(STATED TASK): Pictures aside, quote the whole listing exactly.
─── RECORD EXCERPTS ───
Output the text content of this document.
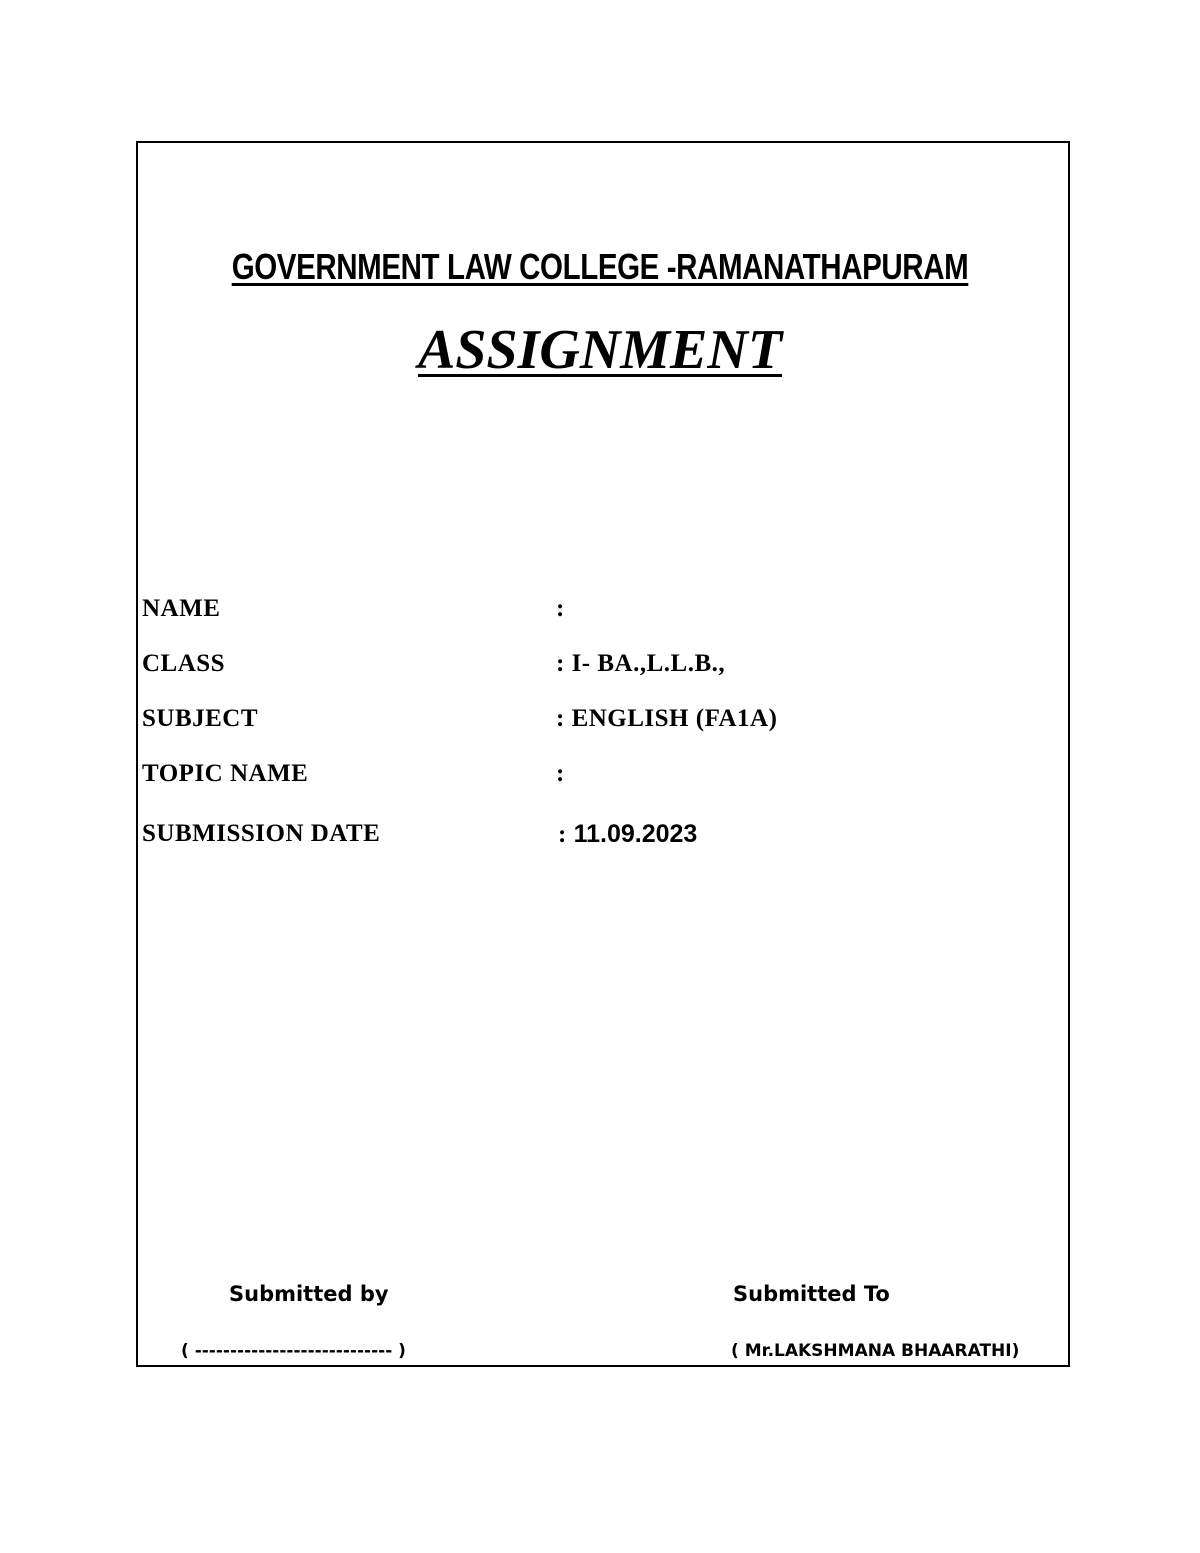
GOVERNMENT LAW COLLEGE -RAMANATHAPURAM
ASSIGNMENT
NAME	:
CLASS	: I- BA.,L.L.B.,
SUBJECT	: ENGLISH (FA1A)
TOPIC NAME	:
SUBMISSION DATE	: 11.09.2023
Submitted by	Submitted To
( ---------------------------- )	( Mr.LAKSHMANA BHAARATHI)
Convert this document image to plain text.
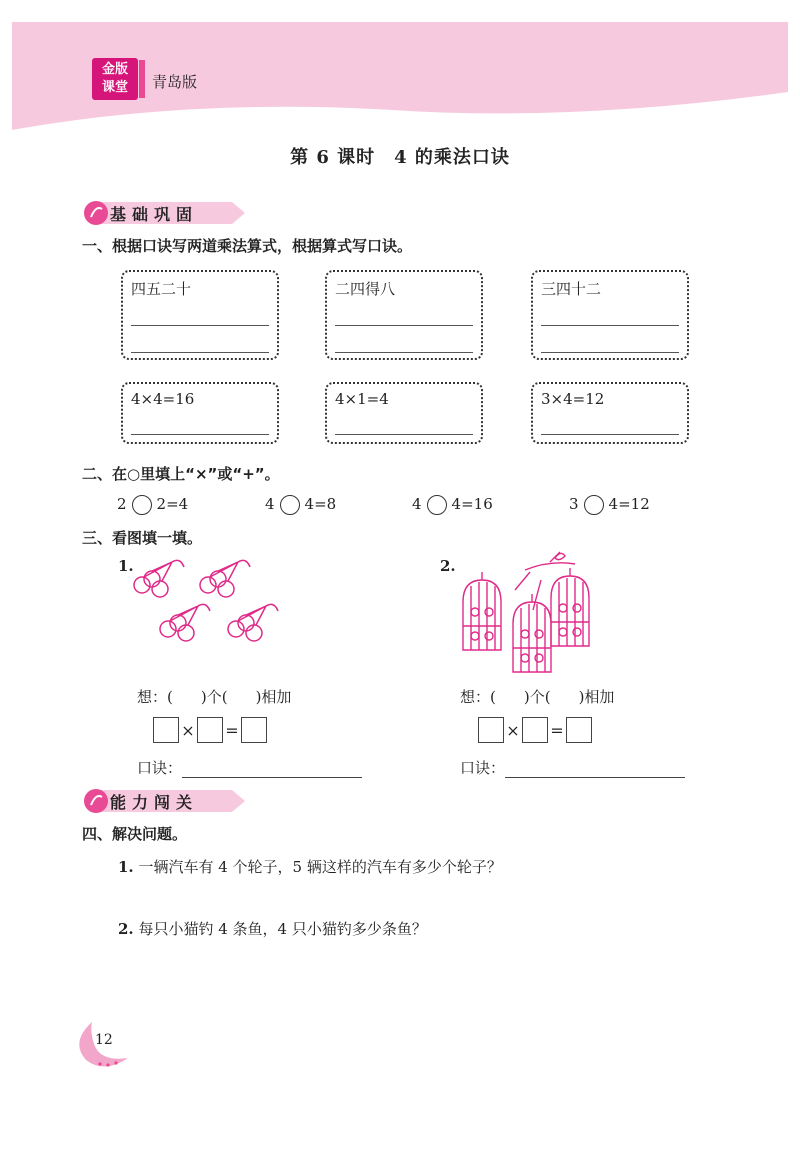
金版
课堂	青岛版
第 6 课时　4 的乘法口诀
基础巩固
一、根据口诀写两道乘法算式，根据算式写口诀。
四五二十	二四得八	三四十二
4×4=16	4×1=4	3×4=12
二、在○里填上“×”或“+”。
2 2=4	4 4=8	4 4=16	3 4=12
三、看图填一填。
1.	2.
想：( )个( )相加	想：( )个( )相加
× =	× =
口诀：	口诀：
能力闯关
四、解决问题。
1. 一辆汽车有 4 个轮子，5 辆这样的汽车有多少个轮子？
2. 每只小猫钓 4 条鱼，4 只小猫钓多少条鱼？
12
───
(COMPLETED TASK):
Output the text content of this document.
GOVERNMENT LAW COLLEGE -RAMANATHAPURAM
ASSIGNMENT
NAME	:
CLASS	: I- BA.,L.L.B.,
SUBJECT	: ENGLISH (FA1A)
TOPIC NAME	:
SUBMISSION DATE	: 11.09.2023
Submitted by	Submitted To
( ---------------------------- )	( Mr.LAKSHMANA BHAARATHI)
Convert this document image to plain text.
金版
课堂	青岛版
第 6 课时　4 的乘法口诀
基础巩固
一、根据口诀写两道乘法算式，根据算式写口诀。
四五二十	二四得八	三四十二
4×4=16	4×1=4	3×4=12
二、在○里填上“×”或“+”。
2 2=4	4 4=8	4 4=16	3 4=12
三、看图填一填。
1.	2.
想：( )个( )相加	想：( )个( )相加
× =	× =
口诀：	口诀：
能力闯关
四、解决问题。
1. 一辆汽车有 4 个轮子，5 辆这样的汽车有多少个轮子？
2. 每只小猫钓 4 条鱼，4 只小猫钓多少条鱼？
12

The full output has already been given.